++++ RECORD EXTRACTS ++++

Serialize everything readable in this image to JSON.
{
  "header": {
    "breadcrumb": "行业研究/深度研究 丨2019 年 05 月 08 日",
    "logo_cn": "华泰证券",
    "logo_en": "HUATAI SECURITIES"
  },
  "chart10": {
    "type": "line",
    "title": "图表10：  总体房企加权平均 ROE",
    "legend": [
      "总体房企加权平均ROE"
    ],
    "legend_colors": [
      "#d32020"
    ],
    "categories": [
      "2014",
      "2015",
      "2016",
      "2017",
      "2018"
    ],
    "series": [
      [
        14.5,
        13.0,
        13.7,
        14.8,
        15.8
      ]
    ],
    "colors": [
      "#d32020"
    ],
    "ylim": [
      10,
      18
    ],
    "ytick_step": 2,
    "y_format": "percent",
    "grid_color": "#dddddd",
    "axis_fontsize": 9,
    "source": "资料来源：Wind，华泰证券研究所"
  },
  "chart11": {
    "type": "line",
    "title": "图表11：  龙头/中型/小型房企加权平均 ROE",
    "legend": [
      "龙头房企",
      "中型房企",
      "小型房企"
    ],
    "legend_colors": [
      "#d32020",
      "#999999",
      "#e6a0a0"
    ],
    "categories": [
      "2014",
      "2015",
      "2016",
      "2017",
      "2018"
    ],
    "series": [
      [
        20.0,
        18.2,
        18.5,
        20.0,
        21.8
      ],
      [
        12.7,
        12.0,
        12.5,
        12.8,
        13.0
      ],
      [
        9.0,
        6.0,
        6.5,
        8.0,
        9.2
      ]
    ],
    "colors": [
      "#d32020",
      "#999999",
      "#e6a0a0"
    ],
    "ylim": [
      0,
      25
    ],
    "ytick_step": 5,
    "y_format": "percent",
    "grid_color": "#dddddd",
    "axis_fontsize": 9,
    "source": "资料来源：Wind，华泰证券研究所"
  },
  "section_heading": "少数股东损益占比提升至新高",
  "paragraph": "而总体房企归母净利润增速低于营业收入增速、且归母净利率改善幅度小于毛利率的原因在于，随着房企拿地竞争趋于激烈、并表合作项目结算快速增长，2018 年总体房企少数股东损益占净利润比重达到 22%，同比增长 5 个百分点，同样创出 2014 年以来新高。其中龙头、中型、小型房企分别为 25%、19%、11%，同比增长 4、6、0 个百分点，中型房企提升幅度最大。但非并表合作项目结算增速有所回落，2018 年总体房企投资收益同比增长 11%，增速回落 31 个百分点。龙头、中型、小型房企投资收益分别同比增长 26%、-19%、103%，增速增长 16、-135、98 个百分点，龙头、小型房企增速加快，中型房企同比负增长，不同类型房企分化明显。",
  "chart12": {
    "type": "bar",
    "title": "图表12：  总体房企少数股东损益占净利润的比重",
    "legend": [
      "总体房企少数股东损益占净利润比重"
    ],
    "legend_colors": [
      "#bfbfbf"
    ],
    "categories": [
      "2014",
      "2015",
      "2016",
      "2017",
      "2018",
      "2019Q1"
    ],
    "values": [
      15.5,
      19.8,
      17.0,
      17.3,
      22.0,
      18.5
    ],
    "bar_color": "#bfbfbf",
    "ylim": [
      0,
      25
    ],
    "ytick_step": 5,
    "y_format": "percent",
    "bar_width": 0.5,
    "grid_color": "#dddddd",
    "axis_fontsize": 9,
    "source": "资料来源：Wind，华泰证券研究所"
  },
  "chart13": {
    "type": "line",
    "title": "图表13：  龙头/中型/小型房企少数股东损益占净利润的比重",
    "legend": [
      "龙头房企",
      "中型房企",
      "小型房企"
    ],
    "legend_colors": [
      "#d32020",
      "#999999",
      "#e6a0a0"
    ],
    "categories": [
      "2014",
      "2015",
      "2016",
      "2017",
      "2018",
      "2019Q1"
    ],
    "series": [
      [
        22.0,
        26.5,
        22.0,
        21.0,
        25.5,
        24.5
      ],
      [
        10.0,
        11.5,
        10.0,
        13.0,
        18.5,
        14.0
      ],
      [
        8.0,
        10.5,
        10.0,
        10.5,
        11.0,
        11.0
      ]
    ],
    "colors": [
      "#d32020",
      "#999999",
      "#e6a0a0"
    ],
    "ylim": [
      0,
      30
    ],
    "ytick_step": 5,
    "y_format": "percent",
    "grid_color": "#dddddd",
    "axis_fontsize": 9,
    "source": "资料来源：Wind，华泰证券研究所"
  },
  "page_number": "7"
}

++++

▸ INSTRUCTIONS FOR THE TASK: All of the data must be returned exactly.

▸ EXERCISE SOLUTION:
Serialize everything readable in this image to JSON.
{
  "header": {
    "breadcrumb": "行业研究/深度研究 丨2019 年 05 月 08 日",
    "logo_cn": "华泰证券",
    "logo_en": "HUATAI SECURITIES"
  },
  "chart10": {
    "type": "line",
    "title": "图表10：  总体房企加权平均 ROE",
    "legend": [
      "总体房企加权平均ROE"
    ],
    "legend_colors": [
      "#d32020"
    ],
    "categories": [
      "2014",
      "2015",
      "2016",
      "2017",
      "2018"
    ],
    "series": [
      [
        14.5,
        13.0,
        13.7,
        14.8,
        15.8
      ]
    ],
    "colors": [
      "#d32020"
    ],
    "ylim": [
      10,
      18
    ],
    "ytick_step": 2,
    "y_format": "percent",
    "grid_color": "#dddddd",
    "axis_fontsize": 9,
    "source": "资料来源：Wind，华泰证券研究所"
  },
  "chart11": {
    "type": "line",
    "title": "图表11：  龙头/中型/小型房企加权平均 ROE",
    "legend": [
      "龙头房企",
      "中型房企",
      "小型房企"
    ],
    "legend_colors": [
      "#d32020",
      "#999999",
      "#e6a0a0"
    ],
    "categories": [
      "2014",
      "2015",
      "2016",
      "2017",
      "2018"
    ],
    "series": [
      [
        20.0,
        18.2,
        18.5,
        20.0,
        21.8
      ],
      [
        12.7,
        12.0,
        12.5,
        12.8,
        13.0
      ],
      [
        9.0,
        6.0,
        6.5,
        8.0,
        9.2
      ]
    ],
    "colors": [
      "#d32020",
      "#999999",
      "#e6a0a0"
    ],
    "ylim": [
      0,
      25
    ],
    "ytick_step": 5,
    "y_format": "percent",
    "grid_color": "#dddddd",
    "axis_fontsize": 9,
    "source": "资料来源：Wind，华泰证券研究所"
  },
  "section_heading": "少数股东损益占比提升至新高",
  "paragraph": "而总体房企归母净利润增速低于营业收入增速、且归母净利率改善幅度小于毛利率的原因在于，随着房企拿地竞争趋于激烈、并表合作项目结算快速增长，2018 年总体房企少数股东损益占净利润比重达到 22%，同比增长 5 个百分点，同样创出 2014 年以来新高。其中龙头、中型、小型房企分别为 25%、19%、11%，同比增长 4、6、0 个百分点，中型房企提升幅度最大。但非并表合作项目结算增速有所回落，2018 年总体房企投资收益同比增长 11%，增速回落 31 个百分点。龙头、中型、小型房企投资收益分别同比增长 26%、-19%、103%，增速增长 16、-135、98 个百分点，龙头、小型房企增速加快，中型房企同比负增长，不同类型房企分化明显。",
  "chart12": {
    "type": "bar",
    "title": "图表12：  总体房企少数股东损益占净利润的比重",
    "legend": [
      "总体房企少数股东损益占净利润比重"
    ],
    "legend_colors": [
      "#bfbfbf"
    ],
    "categories": [
      "2014",
      "2015",
      "2016",
      "2017",
      "2018",
      "2019Q1"
    ],
    "values": [
      15.5,
      19.8,
      17.0,
      17.3,
      22.0,
      18.5
    ],
    "bar_color": "#bfbfbf",
    "ylim": [
      0,
      25
    ],
    "ytick_step": 5,
    "y_format": "percent",
    "bar_width": 0.5,
    "grid_color": "#dddddd",
    "axis_fontsize": 9,
    "source": "资料来源：Wind，华泰证券研究所"
  },
  "chart13": {
    "type": "line",
    "title": "图表13：  龙头/中型/小型房企少数股东损益占净利润的比重",
    "legend": [
      "龙头房企",
      "中型房企",
      "小型房企"
    ],
    "legend_colors": [
      "#d32020",
      "#999999",
      "#e6a0a0"
    ],
    "categories": [
      "2014",
      "2015",
      "2016",
      "2017",
      "2018",
      "2019Q1"
    ],
    "series": [
      [
        22.0,
        26.5,
        22.0,
        21.0,
        25.5,
        24.5
      ],
      [
        10.0,
        11.5,
        10.0,
        13.0,
        18.5,
        14.0
      ],
      [
        8.0,
        10.5,
        10.0,
        10.5,
        11.0,
        11.0
      ]
    ],
    "colors": [
      "#d32020",
      "#999999",
      "#e6a0a0"
    ],
    "ylim": [
      0,
      30
    ],
    "ytick_step": 5,
    "y_format": "percent",
    "grid_color": "#dddddd",
    "axis_fontsize": 9,
    "source": "资料来源：Wind，华泰证券研究所"
  },
  "page_number": "7"
}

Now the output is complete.